[Element and coordinate items]
※ ※ ※
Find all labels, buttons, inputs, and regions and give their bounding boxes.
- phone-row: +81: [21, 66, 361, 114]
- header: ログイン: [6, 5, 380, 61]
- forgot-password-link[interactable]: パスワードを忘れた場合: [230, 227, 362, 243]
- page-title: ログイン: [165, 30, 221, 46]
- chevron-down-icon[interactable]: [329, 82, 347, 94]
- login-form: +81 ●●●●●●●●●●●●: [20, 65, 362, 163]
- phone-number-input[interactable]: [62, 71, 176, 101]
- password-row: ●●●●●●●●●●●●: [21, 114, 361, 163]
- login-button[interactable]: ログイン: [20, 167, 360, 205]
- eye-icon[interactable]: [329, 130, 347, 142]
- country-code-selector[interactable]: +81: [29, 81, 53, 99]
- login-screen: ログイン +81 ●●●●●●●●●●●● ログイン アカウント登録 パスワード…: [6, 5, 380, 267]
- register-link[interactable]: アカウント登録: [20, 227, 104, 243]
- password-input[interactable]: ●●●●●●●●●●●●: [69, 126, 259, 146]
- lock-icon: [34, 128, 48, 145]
※ ※ ※
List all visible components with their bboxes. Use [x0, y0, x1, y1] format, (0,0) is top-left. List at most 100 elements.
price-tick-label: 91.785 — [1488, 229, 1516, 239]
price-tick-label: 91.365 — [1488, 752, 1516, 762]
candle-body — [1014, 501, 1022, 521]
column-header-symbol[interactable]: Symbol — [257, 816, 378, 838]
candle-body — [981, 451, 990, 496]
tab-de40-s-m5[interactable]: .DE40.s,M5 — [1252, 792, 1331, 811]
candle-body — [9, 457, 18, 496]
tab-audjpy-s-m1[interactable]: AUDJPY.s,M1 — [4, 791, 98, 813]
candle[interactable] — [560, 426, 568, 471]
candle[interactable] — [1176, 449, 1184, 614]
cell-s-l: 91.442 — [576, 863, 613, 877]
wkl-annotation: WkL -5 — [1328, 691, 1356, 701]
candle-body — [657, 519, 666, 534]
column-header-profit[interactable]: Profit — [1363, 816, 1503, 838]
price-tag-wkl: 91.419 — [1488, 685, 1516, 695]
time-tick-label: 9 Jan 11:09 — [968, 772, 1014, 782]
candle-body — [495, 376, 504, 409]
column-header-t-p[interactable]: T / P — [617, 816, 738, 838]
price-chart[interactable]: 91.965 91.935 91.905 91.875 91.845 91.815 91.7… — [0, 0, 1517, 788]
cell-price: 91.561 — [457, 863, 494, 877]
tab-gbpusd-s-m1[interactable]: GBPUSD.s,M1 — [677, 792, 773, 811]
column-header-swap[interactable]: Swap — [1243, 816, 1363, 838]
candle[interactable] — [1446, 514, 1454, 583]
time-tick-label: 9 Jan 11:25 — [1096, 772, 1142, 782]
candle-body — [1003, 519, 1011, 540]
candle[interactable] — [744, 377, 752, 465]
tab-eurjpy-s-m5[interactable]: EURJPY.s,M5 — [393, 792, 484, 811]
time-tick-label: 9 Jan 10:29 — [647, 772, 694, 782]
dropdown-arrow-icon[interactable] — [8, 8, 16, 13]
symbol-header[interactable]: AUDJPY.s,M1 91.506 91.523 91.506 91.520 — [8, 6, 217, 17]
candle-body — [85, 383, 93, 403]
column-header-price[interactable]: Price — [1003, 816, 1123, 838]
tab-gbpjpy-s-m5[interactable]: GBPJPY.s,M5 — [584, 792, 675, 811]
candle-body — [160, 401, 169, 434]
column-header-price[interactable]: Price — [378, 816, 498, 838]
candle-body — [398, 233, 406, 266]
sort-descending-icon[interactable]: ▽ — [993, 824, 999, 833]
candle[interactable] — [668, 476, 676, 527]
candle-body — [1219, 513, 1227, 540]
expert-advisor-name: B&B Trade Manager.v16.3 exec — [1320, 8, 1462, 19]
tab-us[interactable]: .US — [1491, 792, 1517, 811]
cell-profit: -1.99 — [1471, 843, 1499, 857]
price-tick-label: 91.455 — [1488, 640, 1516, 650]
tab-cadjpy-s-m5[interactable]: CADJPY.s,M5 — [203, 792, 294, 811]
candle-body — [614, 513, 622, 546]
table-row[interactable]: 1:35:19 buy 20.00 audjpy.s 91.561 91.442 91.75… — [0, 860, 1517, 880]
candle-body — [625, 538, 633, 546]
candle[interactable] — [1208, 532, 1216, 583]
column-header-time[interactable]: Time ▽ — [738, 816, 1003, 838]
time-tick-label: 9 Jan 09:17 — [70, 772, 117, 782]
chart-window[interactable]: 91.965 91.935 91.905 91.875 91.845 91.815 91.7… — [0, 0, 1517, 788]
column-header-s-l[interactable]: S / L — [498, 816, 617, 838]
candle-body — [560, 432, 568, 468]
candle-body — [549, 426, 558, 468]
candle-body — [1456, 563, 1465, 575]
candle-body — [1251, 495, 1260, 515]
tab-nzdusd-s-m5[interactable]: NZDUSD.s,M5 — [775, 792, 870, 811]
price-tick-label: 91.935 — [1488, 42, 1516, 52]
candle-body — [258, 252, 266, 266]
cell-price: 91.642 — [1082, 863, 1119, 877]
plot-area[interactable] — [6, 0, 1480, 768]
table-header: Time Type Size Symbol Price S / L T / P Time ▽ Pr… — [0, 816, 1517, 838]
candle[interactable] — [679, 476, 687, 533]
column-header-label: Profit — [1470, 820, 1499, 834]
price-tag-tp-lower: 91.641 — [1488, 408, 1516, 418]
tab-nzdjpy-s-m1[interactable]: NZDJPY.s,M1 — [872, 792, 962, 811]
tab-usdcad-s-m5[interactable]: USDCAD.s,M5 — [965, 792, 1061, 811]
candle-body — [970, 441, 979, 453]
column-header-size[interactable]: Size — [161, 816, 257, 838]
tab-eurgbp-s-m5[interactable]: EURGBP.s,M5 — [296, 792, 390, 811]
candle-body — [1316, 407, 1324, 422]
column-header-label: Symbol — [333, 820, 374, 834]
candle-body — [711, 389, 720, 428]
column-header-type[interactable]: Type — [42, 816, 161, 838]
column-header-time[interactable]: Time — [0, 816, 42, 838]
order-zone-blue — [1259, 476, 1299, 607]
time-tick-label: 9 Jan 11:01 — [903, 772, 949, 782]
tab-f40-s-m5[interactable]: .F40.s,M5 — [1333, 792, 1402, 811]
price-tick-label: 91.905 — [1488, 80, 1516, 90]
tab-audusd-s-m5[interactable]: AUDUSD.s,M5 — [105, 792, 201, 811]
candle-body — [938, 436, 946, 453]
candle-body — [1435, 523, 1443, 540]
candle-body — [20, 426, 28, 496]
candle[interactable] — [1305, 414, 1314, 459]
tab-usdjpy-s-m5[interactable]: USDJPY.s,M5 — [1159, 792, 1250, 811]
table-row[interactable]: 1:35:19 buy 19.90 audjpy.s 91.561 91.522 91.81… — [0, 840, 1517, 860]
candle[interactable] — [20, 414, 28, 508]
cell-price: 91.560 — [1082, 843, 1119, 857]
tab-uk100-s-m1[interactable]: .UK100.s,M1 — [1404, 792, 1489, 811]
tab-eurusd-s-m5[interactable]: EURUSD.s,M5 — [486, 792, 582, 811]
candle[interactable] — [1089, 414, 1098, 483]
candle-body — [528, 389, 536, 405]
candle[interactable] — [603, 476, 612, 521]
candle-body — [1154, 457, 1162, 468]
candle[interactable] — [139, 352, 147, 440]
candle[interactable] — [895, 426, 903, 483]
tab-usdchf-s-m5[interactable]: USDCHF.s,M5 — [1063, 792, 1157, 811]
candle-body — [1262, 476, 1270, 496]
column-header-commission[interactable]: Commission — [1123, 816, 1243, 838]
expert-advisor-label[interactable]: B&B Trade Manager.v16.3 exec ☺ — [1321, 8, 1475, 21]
※ ※ ※
Rewrite the stretch from the line containing "Find all labels, buttons, inputs, and" through the line containing "- country-code-selector[interactable]: +81: [29, 81, 53, 99]", substituting "clickable" for every "interactable" and leaving everything else unchanged. Give only those lines.

Find all labels, buttons, inputs, and regions and give their bounding boxes.
- phone-row: +81: [21, 66, 361, 114]
- header: ログイン: [6, 5, 380, 61]
- forgot-password-link[clickable]: パスワードを忘れた場合: [230, 227, 362, 243]
- page-title: ログイン: [165, 30, 221, 46]
- chevron-down-icon[clickable]: [329, 82, 347, 94]
- login-form: +81 ●●●●●●●●●●●●: [20, 65, 362, 163]
- phone-number-input[clickable]: [62, 71, 176, 101]
- password-row: ●●●●●●●●●●●●: [21, 114, 361, 163]
- login-button[clickable]: ログイン: [20, 167, 360, 205]
- eye-icon[clickable]: [329, 130, 347, 142]
- country-code-selector[clickable]: +81: [29, 81, 53, 99]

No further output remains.